_STATED GOAL_:
Show all lines holding "property".

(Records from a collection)
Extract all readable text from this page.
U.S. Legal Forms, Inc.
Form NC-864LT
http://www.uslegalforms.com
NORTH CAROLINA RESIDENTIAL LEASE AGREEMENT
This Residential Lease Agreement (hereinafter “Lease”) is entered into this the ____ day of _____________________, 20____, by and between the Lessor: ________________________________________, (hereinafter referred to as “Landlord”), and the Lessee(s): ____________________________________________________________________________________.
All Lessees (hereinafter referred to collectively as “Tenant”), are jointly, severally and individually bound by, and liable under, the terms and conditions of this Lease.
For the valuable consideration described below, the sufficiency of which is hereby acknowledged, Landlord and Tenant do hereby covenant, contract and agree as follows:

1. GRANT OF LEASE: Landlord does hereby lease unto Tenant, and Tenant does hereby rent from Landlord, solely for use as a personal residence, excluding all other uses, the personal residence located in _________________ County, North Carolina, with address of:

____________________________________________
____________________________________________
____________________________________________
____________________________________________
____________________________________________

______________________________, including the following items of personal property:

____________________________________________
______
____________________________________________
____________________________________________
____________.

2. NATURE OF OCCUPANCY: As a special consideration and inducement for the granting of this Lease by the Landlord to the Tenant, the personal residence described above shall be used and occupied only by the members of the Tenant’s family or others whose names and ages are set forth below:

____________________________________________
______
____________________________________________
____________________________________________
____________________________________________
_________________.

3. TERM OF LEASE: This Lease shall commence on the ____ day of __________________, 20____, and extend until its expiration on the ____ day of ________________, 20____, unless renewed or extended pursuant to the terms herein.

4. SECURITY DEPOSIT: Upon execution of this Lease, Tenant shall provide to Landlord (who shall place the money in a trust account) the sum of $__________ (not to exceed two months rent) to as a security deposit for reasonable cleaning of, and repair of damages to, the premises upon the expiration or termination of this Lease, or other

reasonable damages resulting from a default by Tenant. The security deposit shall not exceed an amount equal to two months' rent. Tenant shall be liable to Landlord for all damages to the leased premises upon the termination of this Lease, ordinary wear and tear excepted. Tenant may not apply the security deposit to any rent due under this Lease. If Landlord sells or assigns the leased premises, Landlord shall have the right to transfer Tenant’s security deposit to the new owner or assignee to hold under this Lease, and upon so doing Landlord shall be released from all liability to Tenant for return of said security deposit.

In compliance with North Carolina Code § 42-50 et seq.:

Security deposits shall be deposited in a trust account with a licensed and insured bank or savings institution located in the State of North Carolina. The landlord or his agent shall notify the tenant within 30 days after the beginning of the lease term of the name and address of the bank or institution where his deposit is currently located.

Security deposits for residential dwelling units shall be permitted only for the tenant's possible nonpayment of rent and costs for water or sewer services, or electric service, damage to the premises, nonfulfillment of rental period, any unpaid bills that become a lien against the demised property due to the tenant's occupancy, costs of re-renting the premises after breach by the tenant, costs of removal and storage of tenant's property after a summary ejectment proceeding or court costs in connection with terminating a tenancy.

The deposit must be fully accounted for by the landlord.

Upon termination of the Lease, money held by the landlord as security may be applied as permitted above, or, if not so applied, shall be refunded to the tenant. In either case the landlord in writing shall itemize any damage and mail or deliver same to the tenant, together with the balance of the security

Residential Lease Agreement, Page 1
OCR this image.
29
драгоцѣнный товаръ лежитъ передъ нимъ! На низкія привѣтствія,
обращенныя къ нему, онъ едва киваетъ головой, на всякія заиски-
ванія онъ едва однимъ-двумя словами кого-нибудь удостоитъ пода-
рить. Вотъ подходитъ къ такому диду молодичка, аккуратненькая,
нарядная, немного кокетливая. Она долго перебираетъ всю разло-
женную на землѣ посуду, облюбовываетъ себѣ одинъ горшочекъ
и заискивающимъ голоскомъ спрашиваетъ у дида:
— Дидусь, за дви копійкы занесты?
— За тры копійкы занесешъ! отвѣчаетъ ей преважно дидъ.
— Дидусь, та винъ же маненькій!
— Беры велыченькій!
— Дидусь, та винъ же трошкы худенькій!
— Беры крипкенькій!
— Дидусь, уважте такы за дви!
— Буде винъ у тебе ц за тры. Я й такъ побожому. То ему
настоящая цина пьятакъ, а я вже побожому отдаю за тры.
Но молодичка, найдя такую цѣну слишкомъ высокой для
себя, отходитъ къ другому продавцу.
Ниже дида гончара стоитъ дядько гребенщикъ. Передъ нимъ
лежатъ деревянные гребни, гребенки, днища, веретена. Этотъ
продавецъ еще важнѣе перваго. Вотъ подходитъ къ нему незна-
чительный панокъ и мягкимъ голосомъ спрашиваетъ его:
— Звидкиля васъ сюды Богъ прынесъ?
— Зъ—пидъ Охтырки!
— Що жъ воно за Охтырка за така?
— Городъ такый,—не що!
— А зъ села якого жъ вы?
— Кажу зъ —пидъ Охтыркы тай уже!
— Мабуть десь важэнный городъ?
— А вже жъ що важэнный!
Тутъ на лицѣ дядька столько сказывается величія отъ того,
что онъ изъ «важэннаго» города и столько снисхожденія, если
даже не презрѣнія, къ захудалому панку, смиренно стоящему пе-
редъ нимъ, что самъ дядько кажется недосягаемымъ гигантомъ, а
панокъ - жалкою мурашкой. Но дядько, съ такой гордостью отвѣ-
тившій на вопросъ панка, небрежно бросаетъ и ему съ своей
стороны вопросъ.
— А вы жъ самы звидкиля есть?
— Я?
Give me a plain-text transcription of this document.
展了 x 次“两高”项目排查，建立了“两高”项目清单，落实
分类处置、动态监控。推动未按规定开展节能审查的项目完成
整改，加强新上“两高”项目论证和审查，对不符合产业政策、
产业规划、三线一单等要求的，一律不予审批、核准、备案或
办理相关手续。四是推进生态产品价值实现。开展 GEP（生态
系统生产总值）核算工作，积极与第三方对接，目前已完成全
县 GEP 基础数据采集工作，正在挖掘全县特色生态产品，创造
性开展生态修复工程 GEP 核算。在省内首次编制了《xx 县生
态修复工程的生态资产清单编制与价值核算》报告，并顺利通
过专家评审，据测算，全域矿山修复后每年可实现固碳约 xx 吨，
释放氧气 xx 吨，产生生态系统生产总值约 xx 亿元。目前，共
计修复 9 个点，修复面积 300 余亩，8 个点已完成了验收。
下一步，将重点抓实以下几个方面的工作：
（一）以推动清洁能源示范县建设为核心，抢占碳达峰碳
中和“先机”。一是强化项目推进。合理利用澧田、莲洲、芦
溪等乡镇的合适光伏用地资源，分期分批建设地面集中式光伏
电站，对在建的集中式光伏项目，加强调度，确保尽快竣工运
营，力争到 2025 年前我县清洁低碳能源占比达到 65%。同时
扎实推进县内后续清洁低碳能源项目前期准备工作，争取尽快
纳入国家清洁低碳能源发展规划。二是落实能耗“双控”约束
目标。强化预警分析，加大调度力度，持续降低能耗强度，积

_FINISHED EXERCISE_:
______________________________, including the following items of personal property:
Security deposits for residential dwelling units shall be permitted only for the tenant's possible nonpayment of rent and costs for water or sewer services, or electric service, damage to the premises, nonfulfillment of rental period, any unpaid bills that become a lien against the demised property due to the tenant's occupancy, costs of re-renting the premises after breach by the tenant, costs of removal and storage of tenant's property after a summary ejectment proceeding or court costs in connection with terminating a tenancy.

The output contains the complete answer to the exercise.